» Data entries for graphics:

◇ ◇ ◇

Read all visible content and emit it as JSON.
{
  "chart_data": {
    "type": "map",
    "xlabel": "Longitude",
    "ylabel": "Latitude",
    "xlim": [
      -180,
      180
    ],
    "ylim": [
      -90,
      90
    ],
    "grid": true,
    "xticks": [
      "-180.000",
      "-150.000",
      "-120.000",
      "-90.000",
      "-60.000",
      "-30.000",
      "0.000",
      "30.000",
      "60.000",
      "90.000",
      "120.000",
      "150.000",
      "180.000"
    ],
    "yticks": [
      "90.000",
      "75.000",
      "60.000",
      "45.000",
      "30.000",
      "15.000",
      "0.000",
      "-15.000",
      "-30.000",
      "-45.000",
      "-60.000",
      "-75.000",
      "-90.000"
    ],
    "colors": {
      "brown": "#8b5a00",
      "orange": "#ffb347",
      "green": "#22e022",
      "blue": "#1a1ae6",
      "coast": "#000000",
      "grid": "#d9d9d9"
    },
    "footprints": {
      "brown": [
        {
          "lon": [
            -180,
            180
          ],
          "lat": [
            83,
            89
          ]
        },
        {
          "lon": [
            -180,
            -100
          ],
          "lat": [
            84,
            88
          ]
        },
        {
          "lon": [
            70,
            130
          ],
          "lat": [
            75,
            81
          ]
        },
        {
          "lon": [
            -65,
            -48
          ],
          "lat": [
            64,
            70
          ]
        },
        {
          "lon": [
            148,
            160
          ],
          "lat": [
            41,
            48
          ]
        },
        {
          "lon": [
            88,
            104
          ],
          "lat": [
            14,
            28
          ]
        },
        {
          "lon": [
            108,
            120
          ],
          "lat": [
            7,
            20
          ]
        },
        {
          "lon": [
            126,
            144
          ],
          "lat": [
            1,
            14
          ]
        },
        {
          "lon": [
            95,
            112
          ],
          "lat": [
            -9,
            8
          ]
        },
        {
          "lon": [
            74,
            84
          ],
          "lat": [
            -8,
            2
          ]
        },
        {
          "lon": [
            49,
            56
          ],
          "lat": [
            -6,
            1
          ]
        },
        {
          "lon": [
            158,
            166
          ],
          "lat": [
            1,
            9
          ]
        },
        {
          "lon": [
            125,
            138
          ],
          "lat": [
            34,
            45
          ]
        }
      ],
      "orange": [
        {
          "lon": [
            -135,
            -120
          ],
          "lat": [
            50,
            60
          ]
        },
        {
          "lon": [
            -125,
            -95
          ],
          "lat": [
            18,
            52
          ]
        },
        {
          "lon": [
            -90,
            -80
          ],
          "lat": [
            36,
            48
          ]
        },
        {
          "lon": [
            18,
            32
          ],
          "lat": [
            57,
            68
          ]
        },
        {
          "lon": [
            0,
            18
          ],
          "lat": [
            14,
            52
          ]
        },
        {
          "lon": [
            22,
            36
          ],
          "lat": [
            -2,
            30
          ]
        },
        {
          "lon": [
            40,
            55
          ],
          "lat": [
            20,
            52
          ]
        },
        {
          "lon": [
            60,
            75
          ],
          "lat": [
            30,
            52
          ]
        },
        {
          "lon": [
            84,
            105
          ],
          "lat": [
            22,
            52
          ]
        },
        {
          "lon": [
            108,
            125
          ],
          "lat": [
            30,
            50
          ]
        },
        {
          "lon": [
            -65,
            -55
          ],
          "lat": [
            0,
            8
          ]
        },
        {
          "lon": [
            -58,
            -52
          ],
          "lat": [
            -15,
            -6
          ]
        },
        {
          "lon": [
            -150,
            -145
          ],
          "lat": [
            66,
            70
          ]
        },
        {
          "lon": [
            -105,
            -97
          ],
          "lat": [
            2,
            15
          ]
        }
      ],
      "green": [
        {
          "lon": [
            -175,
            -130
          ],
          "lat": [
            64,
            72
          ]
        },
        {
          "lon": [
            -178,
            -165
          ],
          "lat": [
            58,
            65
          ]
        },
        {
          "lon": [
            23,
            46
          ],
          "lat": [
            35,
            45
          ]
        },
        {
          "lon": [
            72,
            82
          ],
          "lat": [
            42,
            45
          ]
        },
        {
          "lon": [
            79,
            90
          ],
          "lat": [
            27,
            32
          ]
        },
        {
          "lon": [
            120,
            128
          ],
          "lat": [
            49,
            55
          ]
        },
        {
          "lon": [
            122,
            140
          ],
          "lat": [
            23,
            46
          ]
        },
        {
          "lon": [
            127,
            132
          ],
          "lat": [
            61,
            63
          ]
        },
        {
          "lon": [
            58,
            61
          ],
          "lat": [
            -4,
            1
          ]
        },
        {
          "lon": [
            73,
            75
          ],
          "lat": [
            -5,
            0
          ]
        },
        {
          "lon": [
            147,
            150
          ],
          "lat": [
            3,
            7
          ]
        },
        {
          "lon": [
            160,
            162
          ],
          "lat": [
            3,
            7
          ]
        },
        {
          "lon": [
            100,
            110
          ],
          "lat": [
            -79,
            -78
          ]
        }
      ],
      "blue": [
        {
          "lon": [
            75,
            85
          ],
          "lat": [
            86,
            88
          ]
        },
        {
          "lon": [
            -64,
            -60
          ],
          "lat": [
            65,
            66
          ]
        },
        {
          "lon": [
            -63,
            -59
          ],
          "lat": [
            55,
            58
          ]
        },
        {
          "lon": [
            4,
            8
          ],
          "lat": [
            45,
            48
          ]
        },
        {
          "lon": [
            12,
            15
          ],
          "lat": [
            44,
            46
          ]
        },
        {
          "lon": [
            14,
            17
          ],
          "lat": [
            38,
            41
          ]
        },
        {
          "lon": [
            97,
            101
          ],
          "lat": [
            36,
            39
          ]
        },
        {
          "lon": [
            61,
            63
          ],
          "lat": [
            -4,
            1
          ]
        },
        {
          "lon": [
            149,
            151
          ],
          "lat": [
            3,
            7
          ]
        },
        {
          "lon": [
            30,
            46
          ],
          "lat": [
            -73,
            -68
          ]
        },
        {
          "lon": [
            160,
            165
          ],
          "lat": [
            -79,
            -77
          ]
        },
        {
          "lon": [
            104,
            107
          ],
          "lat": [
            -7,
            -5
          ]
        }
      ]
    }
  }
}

◇ ◇ ◇

» What the task requires:
Write the entire listing out again, word for word.

» Written answer:
Read all visible content and emit it as JSON.
{
  "chart_data": {
    "type": "map",
    "xlabel": "Longitude",
    "ylabel": "Latitude",
    "xlim": [
      -180,
      180
    ],
    "ylim": [
      -90,
      90
    ],
    "grid": true,
    "xticks": [
      "-180.000",
      "-150.000",
      "-120.000",
      "-90.000",
      "-60.000",
      "-30.000",
      "0.000",
      "30.000",
      "60.000",
      "90.000",
      "120.000",
      "150.000",
      "180.000"
    ],
    "yticks": [
      "90.000",
      "75.000",
      "60.000",
      "45.000",
      "30.000",
      "15.000",
      "0.000",
      "-15.000",
      "-30.000",
      "-45.000",
      "-60.000",
      "-75.000",
      "-90.000"
    ],
    "colors": {
      "brown": "#8b5a00",
      "orange": "#ffb347",
      "green": "#22e022",
      "blue": "#1a1ae6",
      "coast": "#000000",
      "grid": "#d9d9d9"
    },
    "footprints": {
      "brown": [
        {
          "lon": [
            -180,
            180
          ],
          "lat": [
            83,
            89
          ]
        },
        {
          "lon": [
            -180,
            -100
          ],
          "lat": [
            84,
            88
          ]
        },
        {
          "lon": [
            70,
            130
          ],
          "lat": [
            75,
            81
          ]
        },
        {
          "lon": [
            -65,
            -48
          ],
          "lat": [
            64,
            70
          ]
        },
        {
          "lon": [
            148,
            160
          ],
          "lat": [
            41,
            48
          ]
        },
        {
          "lon": [
            88,
            104
          ],
          "lat": [
            14,
            28
          ]
        },
        {
          "lon": [
            108,
            120
          ],
          "lat": [
            7,
            20
          ]
        },
        {
          "lon": [
            126,
            144
          ],
          "lat": [
            1,
            14
          ]
        },
        {
          "lon": [
            95,
            112
          ],
          "lat": [
            -9,
            8
          ]
        },
        {
          "lon": [
            74,
            84
          ],
          "lat": [
            -8,
            2
          ]
        },
        {
          "lon": [
            49,
            56
          ],
          "lat": [
            -6,
            1
          ]
        },
        {
          "lon": [
            158,
            166
          ],
          "lat": [
            1,
            9
          ]
        },
        {
          "lon": [
            125,
            138
          ],
          "lat": [
            34,
            45
          ]
        }
      ],
      "orange": [
        {
          "lon": [
            -135,
            -120
          ],
          "lat": [
            50,
            60
          ]
        },
        {
          "lon": [
            -125,
            -95
          ],
          "lat": [
            18,
            52
          ]
        },
        {
          "lon": [
            -90,
            -80
          ],
          "lat": [
            36,
            48
          ]
        },
        {
          "lon": [
            18,
            32
          ],
          "lat": [
            57,
            68
          ]
        },
        {
          "lon": [
            0,
            18
          ],
          "lat": [
            14,
            52
          ]
        },
        {
          "lon": [
            22,
            36
          ],
          "lat": [
            -2,
            30
          ]
        },
        {
          "lon": [
            40,
            55
          ],
          "lat": [
            20,
            52
          ]
        },
        {
          "lon": [
            60,
            75
          ],
          "lat": [
            30,
            52
          ]
        },
        {
          "lon": [
            84,
            105
          ],
          "lat": [
            22,
            52
          ]
        },
        {
          "lon": [
            108,
            125
          ],
          "lat": [
            30,
            50
          ]
        },
        {
          "lon": [
            -65,
            -55
          ],
          "lat": [
            0,
            8
          ]
        },
        {
          "lon": [
            -58,
            -52
          ],
          "lat": [
            -15,
            -6
          ]
        },
        {
          "lon": [
            -150,
            -145
          ],
          "lat": [
            66,
            70
          ]
        },
        {
          "lon": [
            -105,
            -97
          ],
          "lat": [
            2,
            15
          ]
        }
      ],
      "green": [
        {
          "lon": [
            -175,
            -130
          ],
          "lat": [
            64,
            72
          ]
        },
        {
          "lon": [
            -178,
            -165
          ],
          "lat": [
            58,
            65
          ]
        },
        {
          "lon": [
            23,
            46
          ],
          "lat": [
            35,
            45
          ]
        },
        {
          "lon": [
            72,
            82
          ],
          "lat": [
            42,
            45
          ]
        },
        {
          "lon": [
            79,
            90
          ],
          "lat": [
            27,
            32
          ]
        },
        {
          "lon": [
            120,
            128
          ],
          "lat": [
            49,
            55
          ]
        },
        {
          "lon": [
            122,
            140
          ],
          "lat": [
            23,
            46
          ]
        },
        {
          "lon": [
            127,
            132
          ],
          "lat": [
            61,
            63
          ]
        },
        {
          "lon": [
            58,
            61
          ],
          "lat": [
            -4,
            1
          ]
        },
        {
          "lon": [
            73,
            75
          ],
          "lat": [
            -5,
            0
          ]
        },
        {
          "lon": [
            147,
            150
          ],
          "lat": [
            3,
            7
          ]
        },
        {
          "lon": [
            160,
            162
          ],
          "lat": [
            3,
            7
          ]
        },
        {
          "lon": [
            100,
            110
          ],
          "lat": [
            -79,
            -78
          ]
        }
      ],
      "blue": [
        {
          "lon": [
            75,
            85
          ],
          "lat": [
            86,
            88
          ]
        },
        {
          "lon": [
            -64,
            -60
          ],
          "lat": [
            65,
            66
          ]
        },
        {
          "lon": [
            -63,
            -59
          ],
          "lat": [
            55,
            58
          ]
        },
        {
          "lon": [
            4,
            8
          ],
          "lat": [
            45,
            48
          ]
        },
        {
          "lon": [
            12,
            15
          ],
          "lat": [
            44,
            46
          ]
        },
        {
          "lon": [
            14,
            17
          ],
          "lat": [
            38,
            41
          ]
        },
        {
          "lon": [
            97,
            101
          ],
          "lat": [
            36,
            39
          ]
        },
        {
          "lon": [
            61,
            63
          ],
          "lat": [
            -4,
            1
          ]
        },
        {
          "lon": [
            149,
            151
          ],
          "lat": [
            3,
            7
          ]
        },
        {
          "lon": [
            30,
            46
          ],
          "lat": [
            -73,
            -68
          ]
        },
        {
          "lon": [
            160,
            165
          ],
          "lat": [
            -79,
            -77
          ]
        },
        {
          "lon": [
            104,
            107
          ],
          "lat": [
            -7,
            -5
          ]
        }
      ]
    }
  }
}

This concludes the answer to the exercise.